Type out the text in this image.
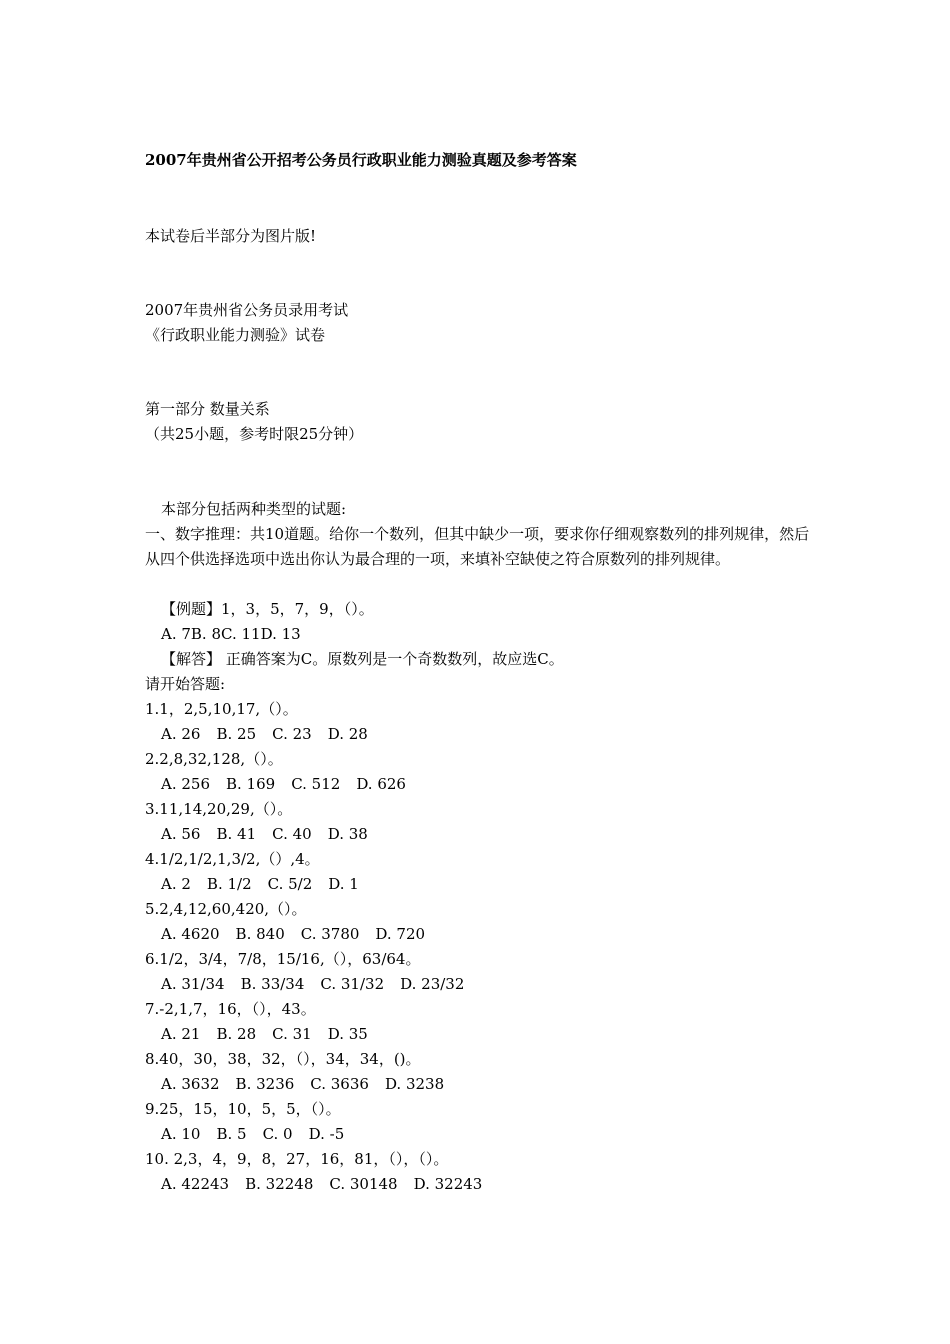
2007年贵州省公开招考公务员行政职业能力测验真题及参考答案
本试卷后半部分为图片版!
2007年贵州省公务员录用考试
《行政职业能力测验》试卷
第一部分 数量关系
（共25小题，参考时限25分钟）
本部分包括两种类型的试题:
一、数字推理：共10道题。给你一个数列，但其中缺少一项，要求你仔细观察数列的排列规律，然后从四个供选择选项中选出你认为最合理的一项，来填补空缺使之符合原数列的排列规律。
【例题】1，3，5，7，9，（）。
A. 7B. 8C. 11D. 13
【解答】 正确答案为C。原数列是一个奇数数列，故应选C。
请开始答题:
1.1，2,5,10,17,（）。
A. 26 B. 25 C. 23 D. 28
2.2,8,32,128,（）。
A. 256 B. 169 C. 512 D. 626
3.11,14,20,29,（）。
A. 56 B. 41 C. 40 D. 38
4.1/2,1/2,1,3/2,（）,4。
A. 2 B. 1/2 C. 5/2 D. 1
5.2,4,12,60,420,（）。
A. 4620 B. 840 C. 3780 D. 720
6.1/2，3/4，7/8，15/16,（），63/64。
A. 31/34 B. 33/34 C. 31/32 D. 23/32
7.-2,1,7，16，（），43。
A. 21 B. 28 C. 31 D. 35
8.40，30，38，32，（），34，34，()。
A. 3632 B. 3236 C. 3636 D. 3238
9.25，15，10，5，5，（）。
A. 10 B. 5 C. 0 D. -5
10. 2,3，4，9，8，27，16，81，（），（）。
A. 42243 B. 32248 C. 30148 D. 32243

Given problem
Without the pictures, write out all of the material exactly.

Exercise response
Type out the text in this image.
2007年贵州省公开招考公务员行政职业能力测验真题及参考答案
本试卷后半部分为图片版!
2007年贵州省公务员录用考试
《行政职业能力测验》试卷
第一部分 数量关系
（共25小题，参考时限25分钟）
本部分包括两种类型的试题:
一、数字推理：共10道题。给你一个数列，但其中缺少一项，要求你仔细观察数列的排列规律，然后从四个供选择选项中选出你认为最合理的一项，来填补空缺使之符合原数列的排列规律。
【例题】1，3，5，7，9，（）。
A. 7B. 8C. 11D. 13
【解答】 正确答案为C。原数列是一个奇数数列，故应选C。
请开始答题:
1.1，2,5,10,17,（）。
A. 26 B. 25 C. 23 D. 28
2.2,8,32,128,（）。
A. 256 B. 169 C. 512 D. 626
3.11,14,20,29,（）。
A. 56 B. 41 C. 40 D. 38
4.1/2,1/2,1,3/2,（）,4。
A. 2 B. 1/2 C. 5/2 D. 1
5.2,4,12,60,420,（）。
A. 4620 B. 840 C. 3780 D. 720
6.1/2，3/4，7/8，15/16,（），63/64。
A. 31/34 B. 33/34 C. 31/32 D. 23/32
7.-2,1,7，16，（），43。
A. 21 B. 28 C. 31 D. 35
8.40，30，38，32，（），34，34，()。
A. 3632 B. 3236 C. 3636 D. 3238
9.25，15，10，5，5，（）。
A. 10 B. 5 C. 0 D. -5
10. 2,3，4，9，8，27，16，81，（），（）。
A. 42243 B. 32248 C. 30148 D. 32243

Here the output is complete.